- Goal of the exercise
In the records below, find each line containing the word "Drivers" and copy it.

- Material provided
┄┄┄┄┄┄┄┄┄┄┄┄┄┄┄┄┄┄┄┄

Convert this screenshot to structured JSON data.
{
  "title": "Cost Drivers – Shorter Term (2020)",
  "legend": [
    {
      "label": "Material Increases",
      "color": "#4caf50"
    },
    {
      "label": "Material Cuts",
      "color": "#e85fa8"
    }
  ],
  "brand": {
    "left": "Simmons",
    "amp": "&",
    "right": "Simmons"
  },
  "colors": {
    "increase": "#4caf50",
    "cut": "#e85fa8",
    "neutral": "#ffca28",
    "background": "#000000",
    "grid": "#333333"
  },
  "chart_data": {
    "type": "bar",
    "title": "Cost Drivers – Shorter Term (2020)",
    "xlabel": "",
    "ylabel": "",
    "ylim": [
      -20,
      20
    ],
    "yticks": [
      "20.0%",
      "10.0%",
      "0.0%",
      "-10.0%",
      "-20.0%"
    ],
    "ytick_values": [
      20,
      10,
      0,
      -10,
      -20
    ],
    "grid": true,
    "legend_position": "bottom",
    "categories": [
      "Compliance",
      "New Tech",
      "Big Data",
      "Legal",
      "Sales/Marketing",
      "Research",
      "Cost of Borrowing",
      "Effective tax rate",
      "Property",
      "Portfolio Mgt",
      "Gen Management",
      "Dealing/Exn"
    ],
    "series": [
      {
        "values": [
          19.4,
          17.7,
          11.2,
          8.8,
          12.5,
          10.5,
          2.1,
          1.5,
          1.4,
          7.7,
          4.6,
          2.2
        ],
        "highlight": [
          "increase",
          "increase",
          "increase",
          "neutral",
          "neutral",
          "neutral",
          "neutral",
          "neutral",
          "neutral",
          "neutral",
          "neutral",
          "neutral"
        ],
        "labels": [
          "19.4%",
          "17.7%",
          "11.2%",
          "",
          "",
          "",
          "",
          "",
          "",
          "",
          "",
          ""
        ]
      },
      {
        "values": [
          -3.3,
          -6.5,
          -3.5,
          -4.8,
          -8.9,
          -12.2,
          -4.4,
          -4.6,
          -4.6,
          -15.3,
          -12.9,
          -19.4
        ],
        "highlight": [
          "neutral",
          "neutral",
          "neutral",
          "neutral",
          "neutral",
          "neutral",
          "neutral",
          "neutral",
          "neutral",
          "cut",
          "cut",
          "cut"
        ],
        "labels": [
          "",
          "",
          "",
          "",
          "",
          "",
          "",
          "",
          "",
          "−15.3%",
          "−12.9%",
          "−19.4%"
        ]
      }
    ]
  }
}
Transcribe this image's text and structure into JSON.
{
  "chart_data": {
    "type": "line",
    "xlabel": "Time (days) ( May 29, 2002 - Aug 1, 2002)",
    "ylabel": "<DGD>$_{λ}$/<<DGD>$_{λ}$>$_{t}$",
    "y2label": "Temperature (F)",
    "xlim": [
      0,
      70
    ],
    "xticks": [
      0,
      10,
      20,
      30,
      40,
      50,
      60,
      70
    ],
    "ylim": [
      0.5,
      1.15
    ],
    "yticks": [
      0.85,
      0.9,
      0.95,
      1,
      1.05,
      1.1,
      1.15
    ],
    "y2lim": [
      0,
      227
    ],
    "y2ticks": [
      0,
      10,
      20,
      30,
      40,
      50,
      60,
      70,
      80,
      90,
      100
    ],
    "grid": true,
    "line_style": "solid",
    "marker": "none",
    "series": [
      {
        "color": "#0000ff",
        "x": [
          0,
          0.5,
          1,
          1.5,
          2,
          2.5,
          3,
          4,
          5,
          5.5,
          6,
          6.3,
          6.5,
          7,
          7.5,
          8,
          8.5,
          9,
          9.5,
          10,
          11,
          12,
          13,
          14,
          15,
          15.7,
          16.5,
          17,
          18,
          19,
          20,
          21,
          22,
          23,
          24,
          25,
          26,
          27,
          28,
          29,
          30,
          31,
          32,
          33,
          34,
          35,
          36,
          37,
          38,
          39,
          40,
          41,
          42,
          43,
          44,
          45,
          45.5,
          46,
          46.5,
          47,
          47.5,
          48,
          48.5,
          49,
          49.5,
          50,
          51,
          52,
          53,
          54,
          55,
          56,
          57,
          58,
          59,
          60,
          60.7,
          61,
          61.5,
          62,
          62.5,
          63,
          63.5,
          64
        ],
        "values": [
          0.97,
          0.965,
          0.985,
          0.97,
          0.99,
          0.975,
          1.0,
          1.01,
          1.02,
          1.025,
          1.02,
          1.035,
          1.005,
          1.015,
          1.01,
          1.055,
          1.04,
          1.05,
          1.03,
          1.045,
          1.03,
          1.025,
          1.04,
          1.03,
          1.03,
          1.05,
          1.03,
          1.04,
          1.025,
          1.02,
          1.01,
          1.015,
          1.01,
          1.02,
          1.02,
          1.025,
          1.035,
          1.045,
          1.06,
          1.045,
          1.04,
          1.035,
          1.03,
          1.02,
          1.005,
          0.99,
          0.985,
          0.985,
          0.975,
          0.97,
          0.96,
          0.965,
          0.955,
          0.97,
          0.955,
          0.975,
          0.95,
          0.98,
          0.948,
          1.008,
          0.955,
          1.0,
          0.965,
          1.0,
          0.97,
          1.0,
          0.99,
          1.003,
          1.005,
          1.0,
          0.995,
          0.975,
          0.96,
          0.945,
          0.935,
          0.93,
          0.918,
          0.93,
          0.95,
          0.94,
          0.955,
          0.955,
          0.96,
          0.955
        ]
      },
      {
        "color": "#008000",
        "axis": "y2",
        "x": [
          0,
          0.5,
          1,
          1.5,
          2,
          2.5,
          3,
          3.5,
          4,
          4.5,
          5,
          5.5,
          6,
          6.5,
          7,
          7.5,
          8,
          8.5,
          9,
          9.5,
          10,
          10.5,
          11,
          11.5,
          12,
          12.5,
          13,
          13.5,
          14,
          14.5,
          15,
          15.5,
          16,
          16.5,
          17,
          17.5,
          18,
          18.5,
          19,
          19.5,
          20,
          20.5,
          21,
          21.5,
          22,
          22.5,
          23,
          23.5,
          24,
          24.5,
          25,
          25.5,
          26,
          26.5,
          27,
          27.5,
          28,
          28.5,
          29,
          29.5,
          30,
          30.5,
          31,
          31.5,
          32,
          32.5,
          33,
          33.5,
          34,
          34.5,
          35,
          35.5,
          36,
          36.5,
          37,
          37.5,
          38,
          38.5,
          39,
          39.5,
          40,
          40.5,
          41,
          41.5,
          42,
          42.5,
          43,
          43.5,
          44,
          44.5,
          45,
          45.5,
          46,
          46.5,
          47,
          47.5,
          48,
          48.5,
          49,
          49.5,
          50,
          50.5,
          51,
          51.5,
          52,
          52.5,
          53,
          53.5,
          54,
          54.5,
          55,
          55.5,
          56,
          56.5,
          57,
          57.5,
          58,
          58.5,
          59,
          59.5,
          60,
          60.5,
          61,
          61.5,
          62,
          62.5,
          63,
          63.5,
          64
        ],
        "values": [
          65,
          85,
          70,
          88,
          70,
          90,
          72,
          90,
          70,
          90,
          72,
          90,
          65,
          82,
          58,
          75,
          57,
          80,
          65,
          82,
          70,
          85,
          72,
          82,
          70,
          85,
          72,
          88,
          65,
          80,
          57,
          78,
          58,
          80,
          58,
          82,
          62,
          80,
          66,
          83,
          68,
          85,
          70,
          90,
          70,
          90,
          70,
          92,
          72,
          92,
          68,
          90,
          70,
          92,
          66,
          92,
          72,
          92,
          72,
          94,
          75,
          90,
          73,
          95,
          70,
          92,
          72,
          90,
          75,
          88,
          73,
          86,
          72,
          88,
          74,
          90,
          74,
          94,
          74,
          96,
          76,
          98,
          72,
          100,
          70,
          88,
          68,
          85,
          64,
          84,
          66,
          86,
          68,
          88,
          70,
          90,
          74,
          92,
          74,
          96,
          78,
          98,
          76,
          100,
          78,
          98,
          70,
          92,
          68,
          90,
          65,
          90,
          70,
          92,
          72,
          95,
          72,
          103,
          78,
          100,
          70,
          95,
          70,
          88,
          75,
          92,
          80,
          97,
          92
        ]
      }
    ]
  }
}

┄┄┄┄┄┄┄┄┄┄┄┄┄┄┄┄┄┄┄┄

- Result
  "title": "Cost Drivers – Shorter Term (2020)",
    "title": "Cost Drivers – Shorter Term (2020)",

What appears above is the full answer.